> _Instructions to follow_
Check each line of the listing below for the string "with", and give only how many lines hold it.

> _Record extracts_
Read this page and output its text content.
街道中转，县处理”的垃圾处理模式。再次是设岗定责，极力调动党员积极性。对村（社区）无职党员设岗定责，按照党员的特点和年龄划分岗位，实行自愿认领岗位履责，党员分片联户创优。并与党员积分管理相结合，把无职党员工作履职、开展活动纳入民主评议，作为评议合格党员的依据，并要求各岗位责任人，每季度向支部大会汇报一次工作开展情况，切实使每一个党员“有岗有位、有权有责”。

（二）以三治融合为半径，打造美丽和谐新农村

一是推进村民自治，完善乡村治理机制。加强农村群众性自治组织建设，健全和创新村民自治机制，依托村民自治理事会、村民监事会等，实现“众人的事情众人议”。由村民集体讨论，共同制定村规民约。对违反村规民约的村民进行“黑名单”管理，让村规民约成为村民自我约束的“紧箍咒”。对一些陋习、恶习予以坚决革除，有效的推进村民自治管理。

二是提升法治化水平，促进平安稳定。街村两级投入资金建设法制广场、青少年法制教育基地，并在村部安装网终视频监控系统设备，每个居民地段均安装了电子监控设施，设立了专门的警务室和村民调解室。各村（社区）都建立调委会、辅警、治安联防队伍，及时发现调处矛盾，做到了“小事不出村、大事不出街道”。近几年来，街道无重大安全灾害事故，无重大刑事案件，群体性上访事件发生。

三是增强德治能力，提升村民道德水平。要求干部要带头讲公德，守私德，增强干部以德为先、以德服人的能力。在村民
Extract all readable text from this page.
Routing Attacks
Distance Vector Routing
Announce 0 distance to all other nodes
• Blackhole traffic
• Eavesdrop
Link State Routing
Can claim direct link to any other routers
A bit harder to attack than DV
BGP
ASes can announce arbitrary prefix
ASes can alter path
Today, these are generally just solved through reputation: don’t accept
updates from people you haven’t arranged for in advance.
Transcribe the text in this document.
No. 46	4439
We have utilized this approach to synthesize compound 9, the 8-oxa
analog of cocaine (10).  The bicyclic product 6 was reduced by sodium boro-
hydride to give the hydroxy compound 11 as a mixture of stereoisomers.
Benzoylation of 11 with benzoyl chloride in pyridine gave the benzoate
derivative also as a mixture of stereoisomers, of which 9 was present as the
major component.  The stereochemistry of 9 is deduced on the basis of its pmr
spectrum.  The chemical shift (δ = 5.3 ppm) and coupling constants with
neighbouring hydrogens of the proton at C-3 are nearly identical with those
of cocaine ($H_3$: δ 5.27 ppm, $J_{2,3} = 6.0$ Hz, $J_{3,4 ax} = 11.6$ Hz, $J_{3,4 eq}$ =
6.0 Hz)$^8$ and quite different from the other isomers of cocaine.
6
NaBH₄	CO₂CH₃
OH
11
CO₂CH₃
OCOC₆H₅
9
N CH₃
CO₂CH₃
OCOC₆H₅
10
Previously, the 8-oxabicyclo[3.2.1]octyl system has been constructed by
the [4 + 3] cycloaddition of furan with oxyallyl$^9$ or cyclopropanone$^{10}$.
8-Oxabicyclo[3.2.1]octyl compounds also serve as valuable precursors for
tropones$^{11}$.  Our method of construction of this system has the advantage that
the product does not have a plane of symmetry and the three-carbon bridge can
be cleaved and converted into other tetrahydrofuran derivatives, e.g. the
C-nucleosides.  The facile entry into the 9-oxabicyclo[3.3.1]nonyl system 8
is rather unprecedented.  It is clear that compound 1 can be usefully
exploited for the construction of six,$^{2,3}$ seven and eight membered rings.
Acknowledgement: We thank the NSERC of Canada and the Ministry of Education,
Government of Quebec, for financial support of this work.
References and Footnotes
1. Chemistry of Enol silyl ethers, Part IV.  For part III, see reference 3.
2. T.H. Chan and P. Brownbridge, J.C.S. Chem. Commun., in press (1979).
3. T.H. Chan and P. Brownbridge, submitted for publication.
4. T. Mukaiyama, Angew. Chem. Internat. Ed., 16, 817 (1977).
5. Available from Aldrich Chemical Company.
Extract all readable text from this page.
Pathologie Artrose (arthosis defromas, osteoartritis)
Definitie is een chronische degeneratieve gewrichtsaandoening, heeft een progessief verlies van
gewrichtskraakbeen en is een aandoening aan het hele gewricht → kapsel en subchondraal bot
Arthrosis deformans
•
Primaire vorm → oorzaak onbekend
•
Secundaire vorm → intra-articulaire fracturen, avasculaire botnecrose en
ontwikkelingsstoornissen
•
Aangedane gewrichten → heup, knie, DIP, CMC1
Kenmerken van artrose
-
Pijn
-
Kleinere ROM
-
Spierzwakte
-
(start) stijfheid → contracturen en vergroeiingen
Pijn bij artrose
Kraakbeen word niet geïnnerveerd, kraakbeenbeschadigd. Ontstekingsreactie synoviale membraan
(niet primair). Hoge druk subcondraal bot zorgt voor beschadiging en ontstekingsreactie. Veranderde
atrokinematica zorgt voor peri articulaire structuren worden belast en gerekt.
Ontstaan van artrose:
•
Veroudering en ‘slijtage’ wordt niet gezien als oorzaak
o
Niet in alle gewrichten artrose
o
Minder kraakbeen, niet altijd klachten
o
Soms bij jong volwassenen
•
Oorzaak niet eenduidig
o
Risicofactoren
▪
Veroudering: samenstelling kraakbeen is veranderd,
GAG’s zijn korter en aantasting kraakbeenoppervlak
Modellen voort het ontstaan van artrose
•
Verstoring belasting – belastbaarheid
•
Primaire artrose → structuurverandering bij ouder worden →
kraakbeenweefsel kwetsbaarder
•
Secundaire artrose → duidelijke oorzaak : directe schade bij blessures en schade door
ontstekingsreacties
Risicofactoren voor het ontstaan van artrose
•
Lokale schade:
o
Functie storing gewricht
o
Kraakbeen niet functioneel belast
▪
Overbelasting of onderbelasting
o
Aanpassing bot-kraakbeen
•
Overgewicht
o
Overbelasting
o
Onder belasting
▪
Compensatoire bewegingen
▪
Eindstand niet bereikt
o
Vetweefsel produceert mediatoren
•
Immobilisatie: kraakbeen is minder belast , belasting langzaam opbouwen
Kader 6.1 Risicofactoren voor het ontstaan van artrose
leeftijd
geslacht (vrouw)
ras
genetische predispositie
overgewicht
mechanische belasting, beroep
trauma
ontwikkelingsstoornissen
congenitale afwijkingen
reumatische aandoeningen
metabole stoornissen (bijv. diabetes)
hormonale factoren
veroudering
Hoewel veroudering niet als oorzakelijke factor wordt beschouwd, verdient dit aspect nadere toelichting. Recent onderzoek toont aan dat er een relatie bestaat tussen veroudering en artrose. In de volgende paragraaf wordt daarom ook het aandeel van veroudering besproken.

> _Exercise result_
4